# [EXERCISE TASK]
Which lines have the string "Conversion"? Copy all of them from the entries below.
——————————
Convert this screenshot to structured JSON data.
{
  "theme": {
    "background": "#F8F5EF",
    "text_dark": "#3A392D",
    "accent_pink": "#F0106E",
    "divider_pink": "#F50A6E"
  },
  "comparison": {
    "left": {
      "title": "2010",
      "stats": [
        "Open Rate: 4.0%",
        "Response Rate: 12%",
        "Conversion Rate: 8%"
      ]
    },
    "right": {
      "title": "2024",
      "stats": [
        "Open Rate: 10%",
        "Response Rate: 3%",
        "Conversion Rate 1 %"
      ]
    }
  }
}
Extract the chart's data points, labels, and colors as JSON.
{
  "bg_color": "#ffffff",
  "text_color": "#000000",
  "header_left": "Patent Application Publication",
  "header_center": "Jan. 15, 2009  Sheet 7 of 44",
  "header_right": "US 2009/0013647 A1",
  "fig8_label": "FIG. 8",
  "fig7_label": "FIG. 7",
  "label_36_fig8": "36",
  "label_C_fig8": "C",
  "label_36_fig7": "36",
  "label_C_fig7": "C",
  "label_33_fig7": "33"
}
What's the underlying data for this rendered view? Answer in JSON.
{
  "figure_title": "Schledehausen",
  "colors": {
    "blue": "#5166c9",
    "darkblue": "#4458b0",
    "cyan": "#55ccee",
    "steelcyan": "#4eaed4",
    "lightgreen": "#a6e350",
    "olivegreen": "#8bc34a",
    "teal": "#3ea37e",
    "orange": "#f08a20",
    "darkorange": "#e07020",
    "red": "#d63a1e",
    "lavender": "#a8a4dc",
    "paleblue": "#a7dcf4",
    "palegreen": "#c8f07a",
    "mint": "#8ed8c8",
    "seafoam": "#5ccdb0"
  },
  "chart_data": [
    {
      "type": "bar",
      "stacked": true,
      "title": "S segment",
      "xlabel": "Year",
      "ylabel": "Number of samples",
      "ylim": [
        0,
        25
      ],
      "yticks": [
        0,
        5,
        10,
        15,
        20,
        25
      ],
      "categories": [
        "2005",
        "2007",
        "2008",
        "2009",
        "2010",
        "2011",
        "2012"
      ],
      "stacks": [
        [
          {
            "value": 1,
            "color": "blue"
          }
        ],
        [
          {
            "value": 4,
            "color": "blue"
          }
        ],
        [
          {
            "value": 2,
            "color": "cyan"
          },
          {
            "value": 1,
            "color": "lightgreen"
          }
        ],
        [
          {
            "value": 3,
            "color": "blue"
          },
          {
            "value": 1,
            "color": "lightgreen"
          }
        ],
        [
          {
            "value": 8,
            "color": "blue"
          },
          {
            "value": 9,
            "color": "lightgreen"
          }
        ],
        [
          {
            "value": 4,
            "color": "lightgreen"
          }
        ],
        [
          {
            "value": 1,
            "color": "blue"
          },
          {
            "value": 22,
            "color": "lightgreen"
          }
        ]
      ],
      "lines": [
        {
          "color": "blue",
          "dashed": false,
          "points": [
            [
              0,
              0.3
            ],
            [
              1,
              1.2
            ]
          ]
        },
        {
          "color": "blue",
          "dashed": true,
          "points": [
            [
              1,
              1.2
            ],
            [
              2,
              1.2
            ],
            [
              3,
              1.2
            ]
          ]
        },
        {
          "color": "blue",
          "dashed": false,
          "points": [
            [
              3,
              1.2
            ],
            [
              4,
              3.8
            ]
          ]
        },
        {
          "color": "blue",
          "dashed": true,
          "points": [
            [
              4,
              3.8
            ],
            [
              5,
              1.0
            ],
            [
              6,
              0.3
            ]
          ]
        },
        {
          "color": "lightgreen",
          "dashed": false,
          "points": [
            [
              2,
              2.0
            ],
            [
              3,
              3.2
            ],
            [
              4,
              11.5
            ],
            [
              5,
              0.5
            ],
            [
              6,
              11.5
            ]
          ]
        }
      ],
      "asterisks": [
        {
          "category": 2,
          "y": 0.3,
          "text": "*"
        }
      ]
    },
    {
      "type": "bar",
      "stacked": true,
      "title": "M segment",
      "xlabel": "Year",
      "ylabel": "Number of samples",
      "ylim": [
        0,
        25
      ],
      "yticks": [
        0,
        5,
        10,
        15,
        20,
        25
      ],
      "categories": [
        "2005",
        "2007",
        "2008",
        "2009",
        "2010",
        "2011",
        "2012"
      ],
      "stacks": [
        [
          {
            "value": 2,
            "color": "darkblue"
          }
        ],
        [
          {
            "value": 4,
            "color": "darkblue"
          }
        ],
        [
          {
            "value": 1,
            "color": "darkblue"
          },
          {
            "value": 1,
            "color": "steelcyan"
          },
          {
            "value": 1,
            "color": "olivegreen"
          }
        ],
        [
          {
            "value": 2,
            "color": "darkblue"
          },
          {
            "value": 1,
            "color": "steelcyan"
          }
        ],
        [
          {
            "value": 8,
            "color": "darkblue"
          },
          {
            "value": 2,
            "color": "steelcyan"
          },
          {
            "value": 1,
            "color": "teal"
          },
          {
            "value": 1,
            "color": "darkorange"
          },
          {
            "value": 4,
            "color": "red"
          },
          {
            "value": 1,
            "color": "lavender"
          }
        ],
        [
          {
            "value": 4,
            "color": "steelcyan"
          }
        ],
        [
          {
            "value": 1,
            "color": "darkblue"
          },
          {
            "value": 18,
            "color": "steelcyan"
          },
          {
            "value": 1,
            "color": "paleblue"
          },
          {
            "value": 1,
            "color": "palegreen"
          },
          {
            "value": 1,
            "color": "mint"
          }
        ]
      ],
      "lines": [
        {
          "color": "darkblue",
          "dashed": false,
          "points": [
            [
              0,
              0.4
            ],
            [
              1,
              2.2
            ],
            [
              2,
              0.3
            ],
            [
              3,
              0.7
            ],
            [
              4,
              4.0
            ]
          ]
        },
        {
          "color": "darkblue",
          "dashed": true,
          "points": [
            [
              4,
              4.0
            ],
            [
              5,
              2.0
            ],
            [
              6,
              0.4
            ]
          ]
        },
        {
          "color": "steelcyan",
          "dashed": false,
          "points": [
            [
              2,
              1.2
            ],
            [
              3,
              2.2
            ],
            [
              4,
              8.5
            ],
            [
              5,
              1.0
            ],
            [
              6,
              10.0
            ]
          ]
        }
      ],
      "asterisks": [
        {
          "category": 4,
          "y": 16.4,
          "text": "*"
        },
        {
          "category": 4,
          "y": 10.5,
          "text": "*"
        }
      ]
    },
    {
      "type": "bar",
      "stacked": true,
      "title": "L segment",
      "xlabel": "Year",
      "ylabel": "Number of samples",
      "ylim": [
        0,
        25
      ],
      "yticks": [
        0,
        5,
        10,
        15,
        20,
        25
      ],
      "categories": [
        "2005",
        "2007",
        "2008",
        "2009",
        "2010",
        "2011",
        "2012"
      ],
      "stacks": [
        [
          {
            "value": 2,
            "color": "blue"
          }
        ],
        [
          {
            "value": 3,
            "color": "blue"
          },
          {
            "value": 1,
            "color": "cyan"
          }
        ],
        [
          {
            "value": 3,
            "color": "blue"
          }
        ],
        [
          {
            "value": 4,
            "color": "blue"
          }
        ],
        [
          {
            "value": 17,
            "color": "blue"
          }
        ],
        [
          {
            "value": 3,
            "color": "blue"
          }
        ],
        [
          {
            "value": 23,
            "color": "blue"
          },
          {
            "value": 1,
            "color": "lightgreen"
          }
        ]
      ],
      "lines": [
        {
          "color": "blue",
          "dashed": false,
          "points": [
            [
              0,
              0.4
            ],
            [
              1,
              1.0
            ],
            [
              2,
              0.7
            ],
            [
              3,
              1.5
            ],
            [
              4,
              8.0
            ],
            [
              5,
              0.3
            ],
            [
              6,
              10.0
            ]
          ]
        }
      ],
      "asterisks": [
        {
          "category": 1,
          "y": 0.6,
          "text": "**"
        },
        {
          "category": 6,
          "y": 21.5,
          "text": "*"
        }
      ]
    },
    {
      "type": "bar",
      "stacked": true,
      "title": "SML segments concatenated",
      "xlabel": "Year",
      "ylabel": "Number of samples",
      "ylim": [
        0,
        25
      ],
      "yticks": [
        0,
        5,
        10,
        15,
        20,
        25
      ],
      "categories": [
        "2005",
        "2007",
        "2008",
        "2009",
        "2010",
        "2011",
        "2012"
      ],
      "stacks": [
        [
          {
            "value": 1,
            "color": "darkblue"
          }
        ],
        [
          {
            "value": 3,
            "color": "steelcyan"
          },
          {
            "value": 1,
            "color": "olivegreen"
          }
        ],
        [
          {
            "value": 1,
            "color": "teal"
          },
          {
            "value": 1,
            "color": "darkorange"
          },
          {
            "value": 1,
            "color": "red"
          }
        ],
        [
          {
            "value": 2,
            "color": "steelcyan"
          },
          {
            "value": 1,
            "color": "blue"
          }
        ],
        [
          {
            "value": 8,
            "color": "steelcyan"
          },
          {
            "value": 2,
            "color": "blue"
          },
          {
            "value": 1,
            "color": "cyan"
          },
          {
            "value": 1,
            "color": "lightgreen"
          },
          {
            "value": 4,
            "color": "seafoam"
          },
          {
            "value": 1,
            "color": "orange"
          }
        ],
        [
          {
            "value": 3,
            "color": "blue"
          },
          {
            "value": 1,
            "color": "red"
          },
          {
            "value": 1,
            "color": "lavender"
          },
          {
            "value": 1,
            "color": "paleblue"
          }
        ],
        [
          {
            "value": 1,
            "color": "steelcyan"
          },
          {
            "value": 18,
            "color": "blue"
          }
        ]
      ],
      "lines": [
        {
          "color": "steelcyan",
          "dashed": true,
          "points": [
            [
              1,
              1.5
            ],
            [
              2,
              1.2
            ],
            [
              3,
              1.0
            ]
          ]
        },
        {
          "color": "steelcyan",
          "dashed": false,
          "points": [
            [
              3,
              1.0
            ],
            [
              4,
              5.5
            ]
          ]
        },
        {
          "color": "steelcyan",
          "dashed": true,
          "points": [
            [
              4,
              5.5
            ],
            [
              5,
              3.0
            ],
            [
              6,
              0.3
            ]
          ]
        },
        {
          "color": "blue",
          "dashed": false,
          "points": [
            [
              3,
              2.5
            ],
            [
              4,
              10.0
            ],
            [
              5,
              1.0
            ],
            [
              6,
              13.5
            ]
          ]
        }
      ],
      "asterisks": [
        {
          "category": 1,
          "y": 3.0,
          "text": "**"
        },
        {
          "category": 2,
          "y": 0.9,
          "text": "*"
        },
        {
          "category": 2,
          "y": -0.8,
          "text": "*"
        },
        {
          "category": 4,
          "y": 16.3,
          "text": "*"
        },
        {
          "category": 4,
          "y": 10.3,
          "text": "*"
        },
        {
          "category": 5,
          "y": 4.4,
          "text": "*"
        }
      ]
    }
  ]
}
——————————
# [FULL ANSWER]
        "Conversion Rate: 8%"
        "Conversion Rate 1 %"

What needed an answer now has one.